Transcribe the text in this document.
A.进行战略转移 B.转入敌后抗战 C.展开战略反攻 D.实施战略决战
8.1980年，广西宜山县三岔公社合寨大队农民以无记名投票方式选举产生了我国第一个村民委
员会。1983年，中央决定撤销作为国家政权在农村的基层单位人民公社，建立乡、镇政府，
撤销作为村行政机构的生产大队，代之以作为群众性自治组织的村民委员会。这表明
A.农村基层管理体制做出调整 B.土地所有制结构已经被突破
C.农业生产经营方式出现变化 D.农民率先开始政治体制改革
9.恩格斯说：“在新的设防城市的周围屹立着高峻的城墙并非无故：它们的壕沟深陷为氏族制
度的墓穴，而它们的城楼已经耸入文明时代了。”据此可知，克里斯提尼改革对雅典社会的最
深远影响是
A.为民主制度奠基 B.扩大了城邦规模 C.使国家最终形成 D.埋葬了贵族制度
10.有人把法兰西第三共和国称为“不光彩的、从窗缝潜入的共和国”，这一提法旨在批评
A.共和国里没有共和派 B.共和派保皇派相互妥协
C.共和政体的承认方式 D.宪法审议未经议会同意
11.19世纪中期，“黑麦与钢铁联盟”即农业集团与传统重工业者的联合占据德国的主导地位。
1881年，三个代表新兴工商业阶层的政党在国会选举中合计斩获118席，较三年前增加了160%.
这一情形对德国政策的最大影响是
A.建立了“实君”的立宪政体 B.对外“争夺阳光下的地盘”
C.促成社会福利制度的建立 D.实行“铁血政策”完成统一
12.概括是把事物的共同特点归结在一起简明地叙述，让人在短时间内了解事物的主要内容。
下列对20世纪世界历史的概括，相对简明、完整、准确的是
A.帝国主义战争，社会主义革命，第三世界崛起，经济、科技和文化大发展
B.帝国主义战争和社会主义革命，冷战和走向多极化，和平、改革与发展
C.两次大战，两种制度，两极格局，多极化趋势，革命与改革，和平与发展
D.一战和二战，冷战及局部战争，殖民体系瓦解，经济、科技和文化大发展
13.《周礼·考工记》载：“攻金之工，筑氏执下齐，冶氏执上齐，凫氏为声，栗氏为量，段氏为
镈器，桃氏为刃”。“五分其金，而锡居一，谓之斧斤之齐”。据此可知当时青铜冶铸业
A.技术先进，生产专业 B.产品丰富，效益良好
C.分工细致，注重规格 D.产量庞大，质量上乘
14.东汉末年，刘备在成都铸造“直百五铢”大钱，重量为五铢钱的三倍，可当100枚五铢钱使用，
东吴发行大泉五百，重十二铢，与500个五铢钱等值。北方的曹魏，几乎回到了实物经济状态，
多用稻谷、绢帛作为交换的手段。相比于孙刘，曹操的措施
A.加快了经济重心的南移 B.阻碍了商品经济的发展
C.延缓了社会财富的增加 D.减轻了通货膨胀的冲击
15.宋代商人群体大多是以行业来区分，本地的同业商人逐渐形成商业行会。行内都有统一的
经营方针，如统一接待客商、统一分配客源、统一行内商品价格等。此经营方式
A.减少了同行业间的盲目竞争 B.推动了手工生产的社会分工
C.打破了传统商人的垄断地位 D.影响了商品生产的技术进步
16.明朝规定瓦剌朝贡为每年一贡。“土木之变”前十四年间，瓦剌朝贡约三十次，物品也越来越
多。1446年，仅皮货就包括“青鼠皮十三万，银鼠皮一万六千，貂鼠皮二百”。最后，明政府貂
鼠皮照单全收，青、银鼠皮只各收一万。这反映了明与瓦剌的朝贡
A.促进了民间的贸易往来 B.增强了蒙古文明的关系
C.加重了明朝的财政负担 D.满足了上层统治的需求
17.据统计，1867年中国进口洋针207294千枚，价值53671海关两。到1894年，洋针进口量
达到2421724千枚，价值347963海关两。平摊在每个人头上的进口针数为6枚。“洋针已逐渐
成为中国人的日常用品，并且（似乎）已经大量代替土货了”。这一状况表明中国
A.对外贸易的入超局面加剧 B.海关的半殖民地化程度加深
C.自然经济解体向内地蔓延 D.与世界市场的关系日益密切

(Required task) Each line of the material should be duplicated exactly, please.

(Result of the exercise)
Transcribe the text in this document.
A.进行战略转移 B.转入敌后抗战 C.展开战略反攻 D.实施战略决战
8.1980年，广西宜山县三岔公社合寨大队农民以无记名投票方式选举产生了我国第一个村民委
员会。1983年，中央决定撤销作为国家政权在农村的基层单位人民公社，建立乡、镇政府，
撤销作为村行政机构的生产大队，代之以作为群众性自治组织的村民委员会。这表明
A.农村基层管理体制做出调整 B.土地所有制结构已经被突破
C.农业生产经营方式出现变化 D.农民率先开始政治体制改革
9.恩格斯说：“在新的设防城市的周围屹立着高峻的城墙并非无故：它们的壕沟深陷为氏族制
度的墓穴，而它们的城楼已经耸入文明时代了。”据此可知，克里斯提尼改革对雅典社会的最
深远影响是
A.为民主制度奠基 B.扩大了城邦规模 C.使国家最终形成 D.埋葬了贵族制度
10.有人把法兰西第三共和国称为“不光彩的、从窗缝潜入的共和国”，这一提法旨在批评
A.共和国里没有共和派 B.共和派保皇派相互妥协
C.共和政体的承认方式 D.宪法审议未经议会同意
11.19世纪中期，“黑麦与钢铁联盟”即农业集团与传统重工业者的联合占据德国的主导地位。
1881年，三个代表新兴工商业阶层的政党在国会选举中合计斩获118席，较三年前增加了160%.
这一情形对德国政策的最大影响是
A.建立了“实君”的立宪政体 B.对外“争夺阳光下的地盘”
C.促成社会福利制度的建立 D.实行“铁血政策”完成统一
12.概括是把事物的共同特点归结在一起简明地叙述，让人在短时间内了解事物的主要内容。
下列对20世纪世界历史的概括，相对简明、完整、准确的是
A.帝国主义战争，社会主义革命，第三世界崛起，经济、科技和文化大发展
B.帝国主义战争和社会主义革命，冷战和走向多极化，和平、改革与发展
C.两次大战，两种制度，两极格局，多极化趋势，革命与改革，和平与发展
D.一战和二战，冷战及局部战争，殖民体系瓦解，经济、科技和文化大发展
13.《周礼·考工记》载：“攻金之工，筑氏执下齐，冶氏执上齐，凫氏为声，栗氏为量，段氏为
镈器，桃氏为刃”。“五分其金，而锡居一，谓之斧斤之齐”。据此可知当时青铜冶铸业
A.技术先进，生产专业 B.产品丰富，效益良好
C.分工细致，注重规格 D.产量庞大，质量上乘
14.东汉末年，刘备在成都铸造“直百五铢”大钱，重量为五铢钱的三倍，可当100枚五铢钱使用，
东吴发行大泉五百，重十二铢，与500个五铢钱等值。北方的曹魏，几乎回到了实物经济状态，
多用稻谷、绢帛作为交换的手段。相比于孙刘，曹操的措施
A.加快了经济重心的南移 B.阻碍了商品经济的发展
C.延缓了社会财富的增加 D.减轻了通货膨胀的冲击
15.宋代商人群体大多是以行业来区分，本地的同业商人逐渐形成商业行会。行内都有统一的
经营方针，如统一接待客商、统一分配客源、统一行内商品价格等。此经营方式
A.减少了同行业间的盲目竞争 B.推动了手工生产的社会分工
C.打破了传统商人的垄断地位 D.影响了商品生产的技术进步
16.明朝规定瓦剌朝贡为每年一贡。“土木之变”前十四年间，瓦剌朝贡约三十次，物品也越来越
多。1446年，仅皮货就包括“青鼠皮十三万，银鼠皮一万六千，貂鼠皮二百”。最后，明政府貂
鼠皮照单全收，青、银鼠皮只各收一万。这反映了明与瓦剌的朝贡
A.促进了民间的贸易往来 B.增强了蒙古文明的关系
C.加重了明朝的财政负担 D.满足了上层统治的需求
17.据统计，1867年中国进口洋针207294千枚，价值53671海关两。到1894年，洋针进口量
达到2421724千枚，价值347963海关两。平摊在每个人头上的进口针数为6枚。“洋针已逐渐
成为中国人的日常用品，并且（似乎）已经大量代替土货了”。这一状况表明中国
A.对外贸易的入超局面加剧 B.海关的半殖民地化程度加深
C.自然经济解体向内地蔓延 D.与世界市场的关系日益密切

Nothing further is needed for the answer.